◆ **WORK TO BE COMPLETED**:
Copy each line in the data that includes the word "gust".

◆ **INFORMATION GIVEN**:
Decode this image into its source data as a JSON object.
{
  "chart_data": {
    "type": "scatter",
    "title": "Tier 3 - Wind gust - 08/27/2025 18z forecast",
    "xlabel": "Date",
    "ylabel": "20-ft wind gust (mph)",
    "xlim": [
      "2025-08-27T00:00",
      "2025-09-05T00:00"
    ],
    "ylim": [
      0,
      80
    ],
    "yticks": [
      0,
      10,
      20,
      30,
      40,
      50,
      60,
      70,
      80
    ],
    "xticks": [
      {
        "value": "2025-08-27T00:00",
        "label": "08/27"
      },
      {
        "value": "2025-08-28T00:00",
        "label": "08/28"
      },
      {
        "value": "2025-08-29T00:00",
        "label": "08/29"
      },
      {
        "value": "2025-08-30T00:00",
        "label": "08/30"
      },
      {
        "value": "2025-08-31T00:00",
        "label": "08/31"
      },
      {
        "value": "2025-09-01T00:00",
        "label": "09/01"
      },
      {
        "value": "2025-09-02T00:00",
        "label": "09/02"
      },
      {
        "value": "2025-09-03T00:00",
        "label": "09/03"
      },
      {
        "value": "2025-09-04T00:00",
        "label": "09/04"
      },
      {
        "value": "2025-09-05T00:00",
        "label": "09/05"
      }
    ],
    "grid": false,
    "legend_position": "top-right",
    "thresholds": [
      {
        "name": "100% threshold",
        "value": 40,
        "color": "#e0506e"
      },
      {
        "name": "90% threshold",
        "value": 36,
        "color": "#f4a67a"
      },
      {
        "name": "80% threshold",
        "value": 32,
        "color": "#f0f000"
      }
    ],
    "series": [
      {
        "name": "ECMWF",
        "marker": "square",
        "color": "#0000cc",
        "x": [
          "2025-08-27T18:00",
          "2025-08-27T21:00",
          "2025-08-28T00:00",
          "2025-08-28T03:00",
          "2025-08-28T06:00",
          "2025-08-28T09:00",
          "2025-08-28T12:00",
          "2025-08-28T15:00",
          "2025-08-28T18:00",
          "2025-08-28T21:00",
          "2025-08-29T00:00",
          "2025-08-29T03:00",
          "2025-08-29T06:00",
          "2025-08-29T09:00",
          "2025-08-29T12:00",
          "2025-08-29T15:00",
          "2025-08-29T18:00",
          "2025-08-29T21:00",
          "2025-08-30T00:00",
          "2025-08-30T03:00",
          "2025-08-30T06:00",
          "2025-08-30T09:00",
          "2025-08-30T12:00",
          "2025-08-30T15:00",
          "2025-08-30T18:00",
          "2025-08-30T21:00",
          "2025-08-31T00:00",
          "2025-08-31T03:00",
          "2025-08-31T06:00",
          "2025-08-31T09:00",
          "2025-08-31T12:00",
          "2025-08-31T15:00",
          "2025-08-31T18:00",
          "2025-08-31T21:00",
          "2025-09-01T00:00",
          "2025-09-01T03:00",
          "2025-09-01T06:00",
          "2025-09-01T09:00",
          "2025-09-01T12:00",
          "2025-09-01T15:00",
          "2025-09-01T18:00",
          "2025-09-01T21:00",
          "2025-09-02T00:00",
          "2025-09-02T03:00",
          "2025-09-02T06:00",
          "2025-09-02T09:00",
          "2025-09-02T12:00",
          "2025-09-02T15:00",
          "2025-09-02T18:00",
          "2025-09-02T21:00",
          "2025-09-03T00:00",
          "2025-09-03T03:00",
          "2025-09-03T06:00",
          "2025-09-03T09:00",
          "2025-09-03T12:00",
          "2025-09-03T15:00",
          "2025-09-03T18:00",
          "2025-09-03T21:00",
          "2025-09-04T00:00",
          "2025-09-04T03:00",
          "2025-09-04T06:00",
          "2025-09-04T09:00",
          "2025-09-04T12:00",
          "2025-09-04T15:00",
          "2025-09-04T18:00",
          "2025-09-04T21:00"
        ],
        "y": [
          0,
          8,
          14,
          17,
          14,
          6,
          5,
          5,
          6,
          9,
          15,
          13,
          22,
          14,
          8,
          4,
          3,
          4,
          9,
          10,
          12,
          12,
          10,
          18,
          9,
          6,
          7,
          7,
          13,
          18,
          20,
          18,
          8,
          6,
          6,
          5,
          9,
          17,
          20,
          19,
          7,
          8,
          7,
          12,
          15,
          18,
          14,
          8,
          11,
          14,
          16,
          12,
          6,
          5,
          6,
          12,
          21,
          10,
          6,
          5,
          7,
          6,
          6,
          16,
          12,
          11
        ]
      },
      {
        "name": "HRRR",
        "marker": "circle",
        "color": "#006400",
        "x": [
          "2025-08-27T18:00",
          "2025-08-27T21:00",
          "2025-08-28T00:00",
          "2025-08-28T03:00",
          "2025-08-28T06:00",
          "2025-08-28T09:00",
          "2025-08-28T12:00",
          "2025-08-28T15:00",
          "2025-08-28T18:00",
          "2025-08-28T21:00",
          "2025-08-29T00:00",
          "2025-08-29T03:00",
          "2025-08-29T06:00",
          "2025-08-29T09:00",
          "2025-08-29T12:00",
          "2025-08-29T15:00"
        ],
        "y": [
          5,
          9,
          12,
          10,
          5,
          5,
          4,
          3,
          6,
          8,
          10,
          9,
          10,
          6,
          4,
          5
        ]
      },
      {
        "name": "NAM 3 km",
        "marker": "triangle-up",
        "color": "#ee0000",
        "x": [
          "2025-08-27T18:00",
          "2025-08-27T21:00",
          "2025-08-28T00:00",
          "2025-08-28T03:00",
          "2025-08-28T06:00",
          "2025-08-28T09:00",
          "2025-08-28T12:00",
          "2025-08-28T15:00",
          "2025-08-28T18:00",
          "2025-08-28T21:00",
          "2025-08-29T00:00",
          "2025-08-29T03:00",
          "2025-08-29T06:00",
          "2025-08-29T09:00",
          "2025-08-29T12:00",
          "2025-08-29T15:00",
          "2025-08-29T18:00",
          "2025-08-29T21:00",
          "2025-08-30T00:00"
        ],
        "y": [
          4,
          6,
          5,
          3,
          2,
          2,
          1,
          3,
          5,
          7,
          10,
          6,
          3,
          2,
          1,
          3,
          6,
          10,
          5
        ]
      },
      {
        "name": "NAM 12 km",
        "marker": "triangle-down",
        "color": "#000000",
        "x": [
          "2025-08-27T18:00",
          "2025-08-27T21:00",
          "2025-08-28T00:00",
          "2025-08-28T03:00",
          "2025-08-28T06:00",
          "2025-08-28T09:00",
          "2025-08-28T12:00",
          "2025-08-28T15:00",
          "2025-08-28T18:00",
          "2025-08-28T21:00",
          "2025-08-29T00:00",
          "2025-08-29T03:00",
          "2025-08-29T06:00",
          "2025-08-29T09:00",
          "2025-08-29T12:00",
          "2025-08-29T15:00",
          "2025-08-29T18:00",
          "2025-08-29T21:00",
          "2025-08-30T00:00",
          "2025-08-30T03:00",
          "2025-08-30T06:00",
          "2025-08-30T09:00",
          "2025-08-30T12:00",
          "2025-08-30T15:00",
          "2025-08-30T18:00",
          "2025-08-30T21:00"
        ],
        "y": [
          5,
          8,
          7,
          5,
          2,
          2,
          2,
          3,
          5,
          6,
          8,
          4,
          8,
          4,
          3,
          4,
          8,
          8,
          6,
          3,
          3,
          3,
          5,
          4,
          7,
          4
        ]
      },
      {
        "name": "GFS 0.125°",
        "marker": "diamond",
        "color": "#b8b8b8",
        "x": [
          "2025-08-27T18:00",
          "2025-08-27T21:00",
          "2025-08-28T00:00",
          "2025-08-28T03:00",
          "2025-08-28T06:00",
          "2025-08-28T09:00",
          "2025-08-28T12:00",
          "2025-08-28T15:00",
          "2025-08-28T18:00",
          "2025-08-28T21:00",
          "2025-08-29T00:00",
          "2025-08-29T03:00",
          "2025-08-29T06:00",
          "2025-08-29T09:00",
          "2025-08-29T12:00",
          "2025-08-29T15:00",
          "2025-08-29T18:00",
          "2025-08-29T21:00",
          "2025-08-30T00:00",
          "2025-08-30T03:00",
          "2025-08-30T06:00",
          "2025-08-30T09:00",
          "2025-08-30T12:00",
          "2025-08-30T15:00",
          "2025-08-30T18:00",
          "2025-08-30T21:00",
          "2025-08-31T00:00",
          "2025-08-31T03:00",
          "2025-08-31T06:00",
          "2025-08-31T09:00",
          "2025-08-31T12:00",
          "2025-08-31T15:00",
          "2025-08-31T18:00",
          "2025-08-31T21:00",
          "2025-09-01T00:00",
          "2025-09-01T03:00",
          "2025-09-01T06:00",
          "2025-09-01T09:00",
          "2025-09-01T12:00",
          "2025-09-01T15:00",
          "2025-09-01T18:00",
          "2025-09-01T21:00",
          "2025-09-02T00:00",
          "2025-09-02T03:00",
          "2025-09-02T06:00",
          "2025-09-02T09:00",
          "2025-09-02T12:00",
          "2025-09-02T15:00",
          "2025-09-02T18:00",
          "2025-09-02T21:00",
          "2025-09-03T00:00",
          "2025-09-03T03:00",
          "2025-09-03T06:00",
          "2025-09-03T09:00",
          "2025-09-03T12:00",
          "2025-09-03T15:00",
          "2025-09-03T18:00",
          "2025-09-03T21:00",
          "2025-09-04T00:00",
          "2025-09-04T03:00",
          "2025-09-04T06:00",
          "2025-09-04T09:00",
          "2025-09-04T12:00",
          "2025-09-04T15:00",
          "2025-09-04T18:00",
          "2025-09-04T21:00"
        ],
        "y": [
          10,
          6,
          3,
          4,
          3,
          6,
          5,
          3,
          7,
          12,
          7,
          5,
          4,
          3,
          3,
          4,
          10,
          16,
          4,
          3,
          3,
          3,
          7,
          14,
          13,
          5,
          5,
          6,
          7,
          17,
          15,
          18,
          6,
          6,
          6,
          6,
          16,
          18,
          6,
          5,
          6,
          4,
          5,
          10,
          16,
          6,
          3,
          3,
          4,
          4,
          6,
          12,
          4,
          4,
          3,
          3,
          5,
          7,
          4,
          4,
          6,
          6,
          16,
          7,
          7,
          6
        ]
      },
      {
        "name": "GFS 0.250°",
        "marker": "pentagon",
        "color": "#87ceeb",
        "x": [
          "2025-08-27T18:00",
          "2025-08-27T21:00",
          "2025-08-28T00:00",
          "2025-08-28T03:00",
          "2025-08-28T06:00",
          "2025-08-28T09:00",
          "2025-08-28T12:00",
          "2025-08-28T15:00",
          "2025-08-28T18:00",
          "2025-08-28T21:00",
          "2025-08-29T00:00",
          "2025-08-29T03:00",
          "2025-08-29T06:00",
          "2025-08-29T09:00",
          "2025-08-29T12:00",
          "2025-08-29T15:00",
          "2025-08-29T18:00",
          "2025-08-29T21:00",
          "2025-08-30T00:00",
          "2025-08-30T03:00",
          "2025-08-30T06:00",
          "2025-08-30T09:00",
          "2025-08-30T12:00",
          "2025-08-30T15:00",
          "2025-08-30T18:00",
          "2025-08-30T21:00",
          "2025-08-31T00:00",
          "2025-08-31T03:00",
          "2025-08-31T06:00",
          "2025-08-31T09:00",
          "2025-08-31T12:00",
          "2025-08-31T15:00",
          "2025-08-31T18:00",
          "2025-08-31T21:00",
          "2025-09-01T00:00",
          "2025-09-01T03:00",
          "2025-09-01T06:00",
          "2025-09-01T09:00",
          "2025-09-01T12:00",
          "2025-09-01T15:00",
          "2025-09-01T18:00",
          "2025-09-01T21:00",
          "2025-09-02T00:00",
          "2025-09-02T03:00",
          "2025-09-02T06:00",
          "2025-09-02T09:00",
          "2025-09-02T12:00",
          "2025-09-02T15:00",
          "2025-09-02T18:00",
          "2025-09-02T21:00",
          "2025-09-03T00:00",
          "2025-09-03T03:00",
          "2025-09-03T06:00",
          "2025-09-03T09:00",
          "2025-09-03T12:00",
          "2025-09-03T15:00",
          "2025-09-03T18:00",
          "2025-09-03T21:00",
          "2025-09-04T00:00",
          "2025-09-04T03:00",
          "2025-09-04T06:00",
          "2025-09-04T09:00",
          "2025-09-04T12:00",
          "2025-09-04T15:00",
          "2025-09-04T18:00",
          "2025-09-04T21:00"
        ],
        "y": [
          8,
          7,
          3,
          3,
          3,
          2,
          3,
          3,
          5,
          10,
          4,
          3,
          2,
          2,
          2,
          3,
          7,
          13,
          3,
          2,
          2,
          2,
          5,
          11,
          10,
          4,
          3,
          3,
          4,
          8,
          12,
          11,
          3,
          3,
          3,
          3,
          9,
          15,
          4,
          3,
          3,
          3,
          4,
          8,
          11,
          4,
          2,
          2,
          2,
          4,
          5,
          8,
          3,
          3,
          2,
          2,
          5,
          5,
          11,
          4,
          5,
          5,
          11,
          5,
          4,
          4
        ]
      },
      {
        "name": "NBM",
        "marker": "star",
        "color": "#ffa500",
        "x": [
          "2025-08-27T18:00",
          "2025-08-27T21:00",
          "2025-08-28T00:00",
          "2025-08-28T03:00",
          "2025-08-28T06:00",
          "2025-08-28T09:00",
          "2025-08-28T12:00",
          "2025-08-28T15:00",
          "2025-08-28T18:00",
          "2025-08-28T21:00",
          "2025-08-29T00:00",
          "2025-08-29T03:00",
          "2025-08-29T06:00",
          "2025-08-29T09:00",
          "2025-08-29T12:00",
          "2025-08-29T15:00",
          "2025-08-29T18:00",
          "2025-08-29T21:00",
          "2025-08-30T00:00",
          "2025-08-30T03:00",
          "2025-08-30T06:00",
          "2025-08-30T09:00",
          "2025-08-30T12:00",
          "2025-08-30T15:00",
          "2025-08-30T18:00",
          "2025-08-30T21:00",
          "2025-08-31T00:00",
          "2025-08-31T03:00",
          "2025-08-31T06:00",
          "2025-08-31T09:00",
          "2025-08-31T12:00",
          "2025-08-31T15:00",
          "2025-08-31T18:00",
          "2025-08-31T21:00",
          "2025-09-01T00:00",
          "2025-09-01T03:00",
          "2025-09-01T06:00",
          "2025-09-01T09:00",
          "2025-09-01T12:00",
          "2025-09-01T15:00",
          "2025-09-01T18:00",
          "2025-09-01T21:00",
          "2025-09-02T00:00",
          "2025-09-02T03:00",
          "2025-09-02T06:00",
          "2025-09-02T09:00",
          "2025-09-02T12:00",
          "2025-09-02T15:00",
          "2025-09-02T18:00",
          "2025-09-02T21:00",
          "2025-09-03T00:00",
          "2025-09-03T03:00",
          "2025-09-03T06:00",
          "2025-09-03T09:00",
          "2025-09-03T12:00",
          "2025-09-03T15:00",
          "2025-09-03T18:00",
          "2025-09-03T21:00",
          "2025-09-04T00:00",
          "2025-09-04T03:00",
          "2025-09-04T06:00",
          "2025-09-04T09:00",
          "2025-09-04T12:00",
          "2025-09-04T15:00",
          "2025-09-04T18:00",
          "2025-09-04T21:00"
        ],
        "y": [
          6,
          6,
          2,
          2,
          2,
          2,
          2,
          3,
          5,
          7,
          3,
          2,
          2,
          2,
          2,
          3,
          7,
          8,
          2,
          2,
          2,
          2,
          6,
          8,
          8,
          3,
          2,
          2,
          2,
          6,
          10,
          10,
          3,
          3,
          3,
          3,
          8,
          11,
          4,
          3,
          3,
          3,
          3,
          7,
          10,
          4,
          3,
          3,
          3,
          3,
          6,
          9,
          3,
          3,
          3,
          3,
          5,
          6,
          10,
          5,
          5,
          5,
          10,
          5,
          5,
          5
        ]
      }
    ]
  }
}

◆ **WRITTEN RESPONSE**:
    "title": "Tier 3 - Wind gust - 08/27/2025 18z forecast",
    "ylabel": "20-ft wind gust (mph)",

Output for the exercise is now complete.